Problem requirements: Take the line that contains "What text is on this page?" and all lines after it, up to and including the last line of the data, and write them out exactly; nothing else belongs in the answer.

Data provided:

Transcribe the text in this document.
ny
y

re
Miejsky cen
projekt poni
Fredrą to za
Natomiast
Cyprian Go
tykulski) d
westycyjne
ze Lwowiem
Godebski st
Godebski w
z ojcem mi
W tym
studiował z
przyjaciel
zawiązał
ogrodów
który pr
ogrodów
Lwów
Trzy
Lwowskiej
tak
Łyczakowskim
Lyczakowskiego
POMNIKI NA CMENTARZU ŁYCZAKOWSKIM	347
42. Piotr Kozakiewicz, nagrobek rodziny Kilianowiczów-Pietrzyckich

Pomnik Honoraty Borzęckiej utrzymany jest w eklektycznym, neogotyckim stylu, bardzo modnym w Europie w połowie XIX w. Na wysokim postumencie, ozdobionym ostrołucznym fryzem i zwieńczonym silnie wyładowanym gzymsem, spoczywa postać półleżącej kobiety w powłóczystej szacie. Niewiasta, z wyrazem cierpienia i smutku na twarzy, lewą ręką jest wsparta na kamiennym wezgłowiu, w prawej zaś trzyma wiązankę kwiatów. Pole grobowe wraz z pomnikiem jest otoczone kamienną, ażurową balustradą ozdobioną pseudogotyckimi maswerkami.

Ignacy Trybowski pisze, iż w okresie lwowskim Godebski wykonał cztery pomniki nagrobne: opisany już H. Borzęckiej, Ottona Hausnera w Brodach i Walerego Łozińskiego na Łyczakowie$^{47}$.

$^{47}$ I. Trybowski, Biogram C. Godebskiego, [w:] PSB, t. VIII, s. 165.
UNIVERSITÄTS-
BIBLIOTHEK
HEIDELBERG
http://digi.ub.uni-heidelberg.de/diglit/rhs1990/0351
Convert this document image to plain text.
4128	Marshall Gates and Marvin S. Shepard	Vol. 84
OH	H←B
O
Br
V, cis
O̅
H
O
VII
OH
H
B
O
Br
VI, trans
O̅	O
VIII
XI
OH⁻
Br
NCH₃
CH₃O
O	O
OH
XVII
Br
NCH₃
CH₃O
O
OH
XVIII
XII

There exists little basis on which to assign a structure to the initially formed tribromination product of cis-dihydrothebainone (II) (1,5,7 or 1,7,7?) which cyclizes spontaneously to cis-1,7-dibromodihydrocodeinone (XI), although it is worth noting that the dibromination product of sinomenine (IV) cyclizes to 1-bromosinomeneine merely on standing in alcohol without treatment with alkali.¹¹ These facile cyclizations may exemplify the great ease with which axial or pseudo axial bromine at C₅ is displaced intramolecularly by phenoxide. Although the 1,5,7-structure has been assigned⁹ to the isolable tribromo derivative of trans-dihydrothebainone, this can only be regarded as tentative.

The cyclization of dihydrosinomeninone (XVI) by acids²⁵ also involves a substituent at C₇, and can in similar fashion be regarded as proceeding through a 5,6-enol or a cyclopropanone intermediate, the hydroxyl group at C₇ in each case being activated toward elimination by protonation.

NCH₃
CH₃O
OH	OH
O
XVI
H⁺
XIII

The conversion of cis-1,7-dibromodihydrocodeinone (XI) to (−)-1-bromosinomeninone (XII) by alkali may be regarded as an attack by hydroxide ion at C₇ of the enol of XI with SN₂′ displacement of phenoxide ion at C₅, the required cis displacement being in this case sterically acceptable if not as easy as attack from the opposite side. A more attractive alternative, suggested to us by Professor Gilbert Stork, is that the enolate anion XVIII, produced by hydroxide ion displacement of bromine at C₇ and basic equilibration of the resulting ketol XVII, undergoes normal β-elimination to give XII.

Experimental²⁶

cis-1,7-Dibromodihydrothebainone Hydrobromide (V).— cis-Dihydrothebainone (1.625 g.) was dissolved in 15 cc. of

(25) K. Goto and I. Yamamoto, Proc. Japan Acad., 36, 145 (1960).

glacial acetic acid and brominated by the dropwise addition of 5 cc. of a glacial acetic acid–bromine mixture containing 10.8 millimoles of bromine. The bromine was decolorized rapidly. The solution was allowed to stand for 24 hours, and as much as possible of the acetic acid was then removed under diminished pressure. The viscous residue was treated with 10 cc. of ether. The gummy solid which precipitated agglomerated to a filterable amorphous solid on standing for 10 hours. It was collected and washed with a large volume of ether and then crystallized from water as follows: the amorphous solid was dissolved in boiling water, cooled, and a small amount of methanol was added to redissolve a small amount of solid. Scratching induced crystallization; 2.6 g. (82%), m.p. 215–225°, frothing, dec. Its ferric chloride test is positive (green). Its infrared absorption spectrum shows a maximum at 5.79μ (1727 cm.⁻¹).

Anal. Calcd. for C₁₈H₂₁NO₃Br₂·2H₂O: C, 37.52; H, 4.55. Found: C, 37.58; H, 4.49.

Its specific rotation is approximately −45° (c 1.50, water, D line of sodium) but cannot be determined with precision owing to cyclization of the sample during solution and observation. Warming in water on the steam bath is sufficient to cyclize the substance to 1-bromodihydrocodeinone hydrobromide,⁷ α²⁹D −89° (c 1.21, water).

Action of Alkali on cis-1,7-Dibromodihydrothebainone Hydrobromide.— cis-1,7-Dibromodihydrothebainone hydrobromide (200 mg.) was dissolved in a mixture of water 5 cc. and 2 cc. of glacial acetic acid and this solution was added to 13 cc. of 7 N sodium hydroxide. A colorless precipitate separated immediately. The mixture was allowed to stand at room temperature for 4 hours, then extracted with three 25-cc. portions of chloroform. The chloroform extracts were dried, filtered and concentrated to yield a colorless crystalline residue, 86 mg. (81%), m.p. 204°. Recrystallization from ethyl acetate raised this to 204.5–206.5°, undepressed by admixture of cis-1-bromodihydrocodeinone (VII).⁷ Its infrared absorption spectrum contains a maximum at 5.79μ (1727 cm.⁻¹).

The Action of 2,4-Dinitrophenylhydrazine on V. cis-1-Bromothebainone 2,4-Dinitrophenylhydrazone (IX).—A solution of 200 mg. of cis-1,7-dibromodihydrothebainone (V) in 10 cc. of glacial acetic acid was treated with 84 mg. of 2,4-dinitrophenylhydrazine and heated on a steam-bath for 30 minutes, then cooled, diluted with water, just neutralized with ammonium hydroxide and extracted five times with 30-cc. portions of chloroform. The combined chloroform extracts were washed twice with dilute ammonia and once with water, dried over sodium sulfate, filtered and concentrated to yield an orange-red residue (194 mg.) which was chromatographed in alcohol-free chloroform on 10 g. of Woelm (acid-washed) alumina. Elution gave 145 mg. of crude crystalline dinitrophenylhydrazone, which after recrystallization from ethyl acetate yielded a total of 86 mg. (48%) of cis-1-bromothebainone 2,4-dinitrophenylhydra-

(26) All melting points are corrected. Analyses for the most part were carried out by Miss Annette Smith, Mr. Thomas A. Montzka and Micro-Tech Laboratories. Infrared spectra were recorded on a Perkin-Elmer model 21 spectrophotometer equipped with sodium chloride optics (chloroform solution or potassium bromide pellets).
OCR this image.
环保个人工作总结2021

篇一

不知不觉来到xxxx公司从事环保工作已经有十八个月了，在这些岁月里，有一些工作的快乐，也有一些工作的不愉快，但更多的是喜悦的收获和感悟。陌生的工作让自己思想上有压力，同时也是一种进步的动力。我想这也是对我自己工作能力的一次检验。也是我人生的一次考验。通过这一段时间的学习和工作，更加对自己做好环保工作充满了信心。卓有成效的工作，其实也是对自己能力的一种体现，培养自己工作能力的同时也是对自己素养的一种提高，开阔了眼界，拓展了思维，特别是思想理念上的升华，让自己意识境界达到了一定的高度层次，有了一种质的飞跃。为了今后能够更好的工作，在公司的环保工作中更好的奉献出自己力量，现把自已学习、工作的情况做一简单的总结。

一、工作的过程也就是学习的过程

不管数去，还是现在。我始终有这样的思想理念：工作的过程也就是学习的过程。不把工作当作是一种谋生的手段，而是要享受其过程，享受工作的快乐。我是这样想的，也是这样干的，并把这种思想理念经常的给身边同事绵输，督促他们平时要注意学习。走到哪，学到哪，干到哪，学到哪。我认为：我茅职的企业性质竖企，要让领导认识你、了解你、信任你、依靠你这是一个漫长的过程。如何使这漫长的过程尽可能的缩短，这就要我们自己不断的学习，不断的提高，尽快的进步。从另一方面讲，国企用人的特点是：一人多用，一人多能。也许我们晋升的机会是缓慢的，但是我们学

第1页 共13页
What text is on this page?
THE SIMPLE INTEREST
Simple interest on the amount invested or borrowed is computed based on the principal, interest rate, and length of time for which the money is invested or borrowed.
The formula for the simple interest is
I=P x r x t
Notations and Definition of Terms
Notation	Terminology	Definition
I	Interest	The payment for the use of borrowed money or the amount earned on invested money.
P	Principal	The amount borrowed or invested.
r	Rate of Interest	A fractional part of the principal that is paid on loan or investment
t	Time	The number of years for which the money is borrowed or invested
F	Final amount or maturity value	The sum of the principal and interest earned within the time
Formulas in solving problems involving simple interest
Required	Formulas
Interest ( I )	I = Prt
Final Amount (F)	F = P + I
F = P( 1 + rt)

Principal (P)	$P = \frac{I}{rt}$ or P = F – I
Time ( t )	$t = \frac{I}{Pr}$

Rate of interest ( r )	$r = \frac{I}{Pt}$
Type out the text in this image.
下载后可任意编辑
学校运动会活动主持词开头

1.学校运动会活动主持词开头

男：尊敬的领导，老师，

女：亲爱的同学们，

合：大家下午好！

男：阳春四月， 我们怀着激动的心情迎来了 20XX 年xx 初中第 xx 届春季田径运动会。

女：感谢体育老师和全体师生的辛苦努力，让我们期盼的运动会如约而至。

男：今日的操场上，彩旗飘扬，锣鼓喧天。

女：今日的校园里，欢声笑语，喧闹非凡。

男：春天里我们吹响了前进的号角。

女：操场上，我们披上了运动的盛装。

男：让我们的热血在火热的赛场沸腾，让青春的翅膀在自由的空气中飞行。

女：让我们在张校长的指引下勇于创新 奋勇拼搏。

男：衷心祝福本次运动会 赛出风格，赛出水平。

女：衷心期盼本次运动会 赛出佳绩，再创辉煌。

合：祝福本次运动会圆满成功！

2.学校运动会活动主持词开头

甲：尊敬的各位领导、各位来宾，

Finished exercise:
What text is on this page?
THE SIMPLE INTEREST
Simple interest on the amount invested or borrowed is computed based on the principal, interest rate, and length of time for which the money is invested or borrowed.
The formula for the simple interest is
I=P x r x t
Notations and Definition of Terms
Notation	Terminology	Definition
I	Interest	The payment for the use of borrowed money or the amount earned on invested money.
P	Principal	The amount borrowed or invested.
r	Rate of Interest	A fractional part of the principal that is paid on loan or investment
t	Time	The number of years for which the money is borrowed or invested
F	Final amount or maturity value	The sum of the principal and interest earned within the time
Formulas in solving problems involving simple interest
Required	Formulas
Interest ( I )	I = Prt
Final Amount (F)	F = P + I
F = P( 1 + rt)

Principal (P)	$P = \frac{I}{rt}$ or P = F – I
Time ( t )	$t = \frac{I}{Pr}$

Rate of interest ( r )	$r = \frac{I}{Pt}$
Type out the text in this image.
下载后可任意编辑
学校运动会活动主持词开头

1.学校运动会活动主持词开头

男：尊敬的领导，老师，

女：亲爱的同学们，

合：大家下午好！

男：阳春四月， 我们怀着激动的心情迎来了 20XX 年xx 初中第 xx 届春季田径运动会。

女：感谢体育老师和全体师生的辛苦努力，让我们期盼的运动会如约而至。

男：今日的操场上，彩旗飘扬，锣鼓喧天。

女：今日的校园里，欢声笑语，喧闹非凡。

男：春天里我们吹响了前进的号角。

女：操场上，我们披上了运动的盛装。

男：让我们的热血在火热的赛场沸腾，让青春的翅膀在自由的空气中飞行。

女：让我们在张校长的指引下勇于创新 奋勇拼搏。

男：衷心祝福本次运动会 赛出风格，赛出水平。

女：衷心期盼本次运动会 赛出佳绩，再创辉煌。

合：祝福本次运动会圆满成功！

2.学校运动会活动主持词开头

甲：尊敬的各位领导、各位来宾，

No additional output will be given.